- _Given information_
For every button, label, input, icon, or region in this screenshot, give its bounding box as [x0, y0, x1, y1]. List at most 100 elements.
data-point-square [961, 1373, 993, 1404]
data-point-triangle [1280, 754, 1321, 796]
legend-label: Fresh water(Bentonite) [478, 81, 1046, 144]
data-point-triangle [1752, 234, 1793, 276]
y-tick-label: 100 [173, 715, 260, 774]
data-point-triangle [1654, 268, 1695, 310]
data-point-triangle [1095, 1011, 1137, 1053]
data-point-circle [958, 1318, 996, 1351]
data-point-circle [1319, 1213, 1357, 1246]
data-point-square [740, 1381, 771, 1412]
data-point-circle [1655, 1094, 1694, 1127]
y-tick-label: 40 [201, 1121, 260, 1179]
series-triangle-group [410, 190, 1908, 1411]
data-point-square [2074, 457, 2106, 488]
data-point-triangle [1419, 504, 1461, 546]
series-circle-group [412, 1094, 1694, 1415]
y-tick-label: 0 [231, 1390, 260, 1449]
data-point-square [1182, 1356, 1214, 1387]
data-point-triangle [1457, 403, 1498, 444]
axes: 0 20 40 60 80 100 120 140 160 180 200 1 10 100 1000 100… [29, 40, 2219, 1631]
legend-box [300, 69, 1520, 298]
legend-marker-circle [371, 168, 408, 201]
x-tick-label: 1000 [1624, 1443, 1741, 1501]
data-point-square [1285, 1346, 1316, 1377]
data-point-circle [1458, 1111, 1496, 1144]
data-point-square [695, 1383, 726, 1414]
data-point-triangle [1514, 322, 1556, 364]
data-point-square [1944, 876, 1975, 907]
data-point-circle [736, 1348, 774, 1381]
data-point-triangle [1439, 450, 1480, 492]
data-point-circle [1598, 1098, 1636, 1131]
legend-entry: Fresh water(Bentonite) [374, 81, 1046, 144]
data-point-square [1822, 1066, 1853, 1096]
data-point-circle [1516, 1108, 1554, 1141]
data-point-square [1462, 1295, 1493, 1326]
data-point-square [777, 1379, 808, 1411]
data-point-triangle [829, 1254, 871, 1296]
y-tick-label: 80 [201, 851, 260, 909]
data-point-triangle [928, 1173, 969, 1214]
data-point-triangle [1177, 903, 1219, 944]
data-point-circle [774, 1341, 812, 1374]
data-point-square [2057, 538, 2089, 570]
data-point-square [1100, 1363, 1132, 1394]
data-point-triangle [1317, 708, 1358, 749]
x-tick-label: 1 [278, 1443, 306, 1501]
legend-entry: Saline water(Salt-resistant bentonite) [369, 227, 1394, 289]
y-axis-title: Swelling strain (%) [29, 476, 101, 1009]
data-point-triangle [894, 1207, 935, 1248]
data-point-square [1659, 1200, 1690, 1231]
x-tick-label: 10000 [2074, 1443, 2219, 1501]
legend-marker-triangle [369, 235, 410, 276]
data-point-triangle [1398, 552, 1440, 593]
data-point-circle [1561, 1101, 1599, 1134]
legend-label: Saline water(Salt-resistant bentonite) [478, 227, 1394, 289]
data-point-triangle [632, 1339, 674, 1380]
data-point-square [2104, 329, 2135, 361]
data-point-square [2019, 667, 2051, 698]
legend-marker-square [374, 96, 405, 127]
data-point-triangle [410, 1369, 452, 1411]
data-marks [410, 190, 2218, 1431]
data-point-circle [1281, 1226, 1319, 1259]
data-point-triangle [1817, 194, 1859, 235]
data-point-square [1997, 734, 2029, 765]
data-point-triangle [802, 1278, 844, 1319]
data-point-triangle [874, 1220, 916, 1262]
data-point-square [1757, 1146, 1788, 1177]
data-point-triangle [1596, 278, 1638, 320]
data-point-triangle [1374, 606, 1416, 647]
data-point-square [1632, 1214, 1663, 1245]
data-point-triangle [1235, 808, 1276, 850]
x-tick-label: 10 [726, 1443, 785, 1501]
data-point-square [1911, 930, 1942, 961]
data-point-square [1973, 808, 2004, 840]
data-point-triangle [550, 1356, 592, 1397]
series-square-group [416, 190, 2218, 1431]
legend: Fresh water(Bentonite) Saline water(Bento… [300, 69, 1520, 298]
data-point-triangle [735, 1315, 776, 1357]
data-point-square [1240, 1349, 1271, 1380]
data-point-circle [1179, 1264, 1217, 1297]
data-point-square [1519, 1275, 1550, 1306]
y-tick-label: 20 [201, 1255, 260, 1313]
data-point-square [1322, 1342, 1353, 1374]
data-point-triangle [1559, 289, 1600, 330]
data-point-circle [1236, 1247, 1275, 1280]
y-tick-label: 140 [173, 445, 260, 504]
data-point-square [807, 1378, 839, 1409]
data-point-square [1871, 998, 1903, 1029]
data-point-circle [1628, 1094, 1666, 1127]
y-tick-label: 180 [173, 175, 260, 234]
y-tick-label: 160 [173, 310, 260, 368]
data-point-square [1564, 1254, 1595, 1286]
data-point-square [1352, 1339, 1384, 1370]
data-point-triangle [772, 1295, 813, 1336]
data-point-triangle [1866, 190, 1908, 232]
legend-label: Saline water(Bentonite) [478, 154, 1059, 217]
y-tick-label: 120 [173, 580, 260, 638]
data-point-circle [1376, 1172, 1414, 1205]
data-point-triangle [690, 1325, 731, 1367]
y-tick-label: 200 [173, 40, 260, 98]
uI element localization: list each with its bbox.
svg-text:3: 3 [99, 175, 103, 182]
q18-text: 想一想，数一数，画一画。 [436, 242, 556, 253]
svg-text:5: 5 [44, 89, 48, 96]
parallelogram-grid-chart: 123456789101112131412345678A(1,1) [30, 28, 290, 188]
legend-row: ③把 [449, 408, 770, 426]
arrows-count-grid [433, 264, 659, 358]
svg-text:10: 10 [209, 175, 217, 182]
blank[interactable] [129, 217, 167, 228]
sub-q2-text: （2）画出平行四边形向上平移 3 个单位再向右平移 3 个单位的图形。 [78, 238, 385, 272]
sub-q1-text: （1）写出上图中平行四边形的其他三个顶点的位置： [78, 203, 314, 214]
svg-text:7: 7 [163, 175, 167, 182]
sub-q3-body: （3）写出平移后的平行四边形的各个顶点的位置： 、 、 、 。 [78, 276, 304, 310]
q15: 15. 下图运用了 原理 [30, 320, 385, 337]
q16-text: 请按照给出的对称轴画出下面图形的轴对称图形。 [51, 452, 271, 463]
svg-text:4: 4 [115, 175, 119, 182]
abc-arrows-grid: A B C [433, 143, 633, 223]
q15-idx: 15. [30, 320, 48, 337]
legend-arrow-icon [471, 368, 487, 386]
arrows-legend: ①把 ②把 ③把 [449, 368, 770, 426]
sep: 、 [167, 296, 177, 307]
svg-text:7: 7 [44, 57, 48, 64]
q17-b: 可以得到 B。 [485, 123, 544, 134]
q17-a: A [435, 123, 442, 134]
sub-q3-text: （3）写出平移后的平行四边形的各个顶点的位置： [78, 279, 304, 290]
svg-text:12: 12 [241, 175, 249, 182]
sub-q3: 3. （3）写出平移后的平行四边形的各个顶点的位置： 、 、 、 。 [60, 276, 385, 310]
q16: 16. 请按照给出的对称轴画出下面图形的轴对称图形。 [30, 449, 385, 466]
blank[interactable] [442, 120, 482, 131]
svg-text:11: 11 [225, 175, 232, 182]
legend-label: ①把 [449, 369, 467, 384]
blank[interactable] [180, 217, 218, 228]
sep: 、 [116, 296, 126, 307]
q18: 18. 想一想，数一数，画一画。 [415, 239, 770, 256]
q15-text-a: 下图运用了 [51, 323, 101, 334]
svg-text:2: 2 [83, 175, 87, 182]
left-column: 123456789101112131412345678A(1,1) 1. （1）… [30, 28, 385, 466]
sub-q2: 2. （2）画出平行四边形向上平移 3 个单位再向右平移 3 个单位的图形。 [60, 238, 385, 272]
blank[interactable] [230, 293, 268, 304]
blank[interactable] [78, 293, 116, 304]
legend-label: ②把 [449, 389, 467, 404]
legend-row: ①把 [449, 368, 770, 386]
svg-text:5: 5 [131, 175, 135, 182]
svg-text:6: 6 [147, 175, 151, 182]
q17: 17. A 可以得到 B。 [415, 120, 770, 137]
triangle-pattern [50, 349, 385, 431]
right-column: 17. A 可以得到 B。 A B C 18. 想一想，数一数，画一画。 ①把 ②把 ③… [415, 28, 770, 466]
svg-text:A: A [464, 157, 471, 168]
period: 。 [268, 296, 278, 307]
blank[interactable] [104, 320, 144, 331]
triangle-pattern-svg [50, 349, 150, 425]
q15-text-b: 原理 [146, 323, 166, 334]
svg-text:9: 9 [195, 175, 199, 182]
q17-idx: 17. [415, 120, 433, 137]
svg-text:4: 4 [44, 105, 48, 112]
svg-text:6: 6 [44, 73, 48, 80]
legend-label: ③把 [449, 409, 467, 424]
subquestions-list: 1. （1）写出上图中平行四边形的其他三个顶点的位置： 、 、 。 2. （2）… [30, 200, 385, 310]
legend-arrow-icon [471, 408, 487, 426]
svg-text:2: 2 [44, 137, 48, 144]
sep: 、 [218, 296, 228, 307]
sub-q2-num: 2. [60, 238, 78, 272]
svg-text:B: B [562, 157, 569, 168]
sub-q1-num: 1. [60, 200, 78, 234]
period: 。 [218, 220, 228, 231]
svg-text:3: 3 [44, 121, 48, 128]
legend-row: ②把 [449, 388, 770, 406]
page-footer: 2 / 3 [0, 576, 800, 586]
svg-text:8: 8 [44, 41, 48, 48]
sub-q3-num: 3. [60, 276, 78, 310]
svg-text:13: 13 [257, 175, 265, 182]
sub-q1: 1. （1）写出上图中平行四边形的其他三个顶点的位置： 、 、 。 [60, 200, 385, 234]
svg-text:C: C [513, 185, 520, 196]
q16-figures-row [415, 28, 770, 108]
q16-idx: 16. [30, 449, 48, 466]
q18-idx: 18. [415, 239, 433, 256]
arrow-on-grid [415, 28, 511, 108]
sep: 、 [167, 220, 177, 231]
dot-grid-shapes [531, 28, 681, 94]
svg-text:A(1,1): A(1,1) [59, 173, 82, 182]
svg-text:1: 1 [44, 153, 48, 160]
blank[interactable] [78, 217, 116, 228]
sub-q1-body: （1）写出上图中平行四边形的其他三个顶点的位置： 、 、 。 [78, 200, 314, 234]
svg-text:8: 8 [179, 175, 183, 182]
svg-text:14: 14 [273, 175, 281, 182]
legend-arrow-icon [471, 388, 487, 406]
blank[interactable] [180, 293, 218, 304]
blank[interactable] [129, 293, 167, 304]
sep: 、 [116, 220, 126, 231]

- _Short problem_
Please copy the lines exactly, from the first line above through the line holding "data-point-triangle [1752, 234, 1793, 276]", inclusive.

- _Answer for this exercise_
For every button, label, input, icon, or region in this screenshot, give its bounding box as [x0, y0, x1, y1]. List at most 100 elements.
data-point-square [961, 1373, 993, 1404]
data-point-triangle [1280, 754, 1321, 796]
legend-label: Fresh water(Bentonite) [478, 81, 1046, 144]
data-point-triangle [1752, 234, 1793, 276]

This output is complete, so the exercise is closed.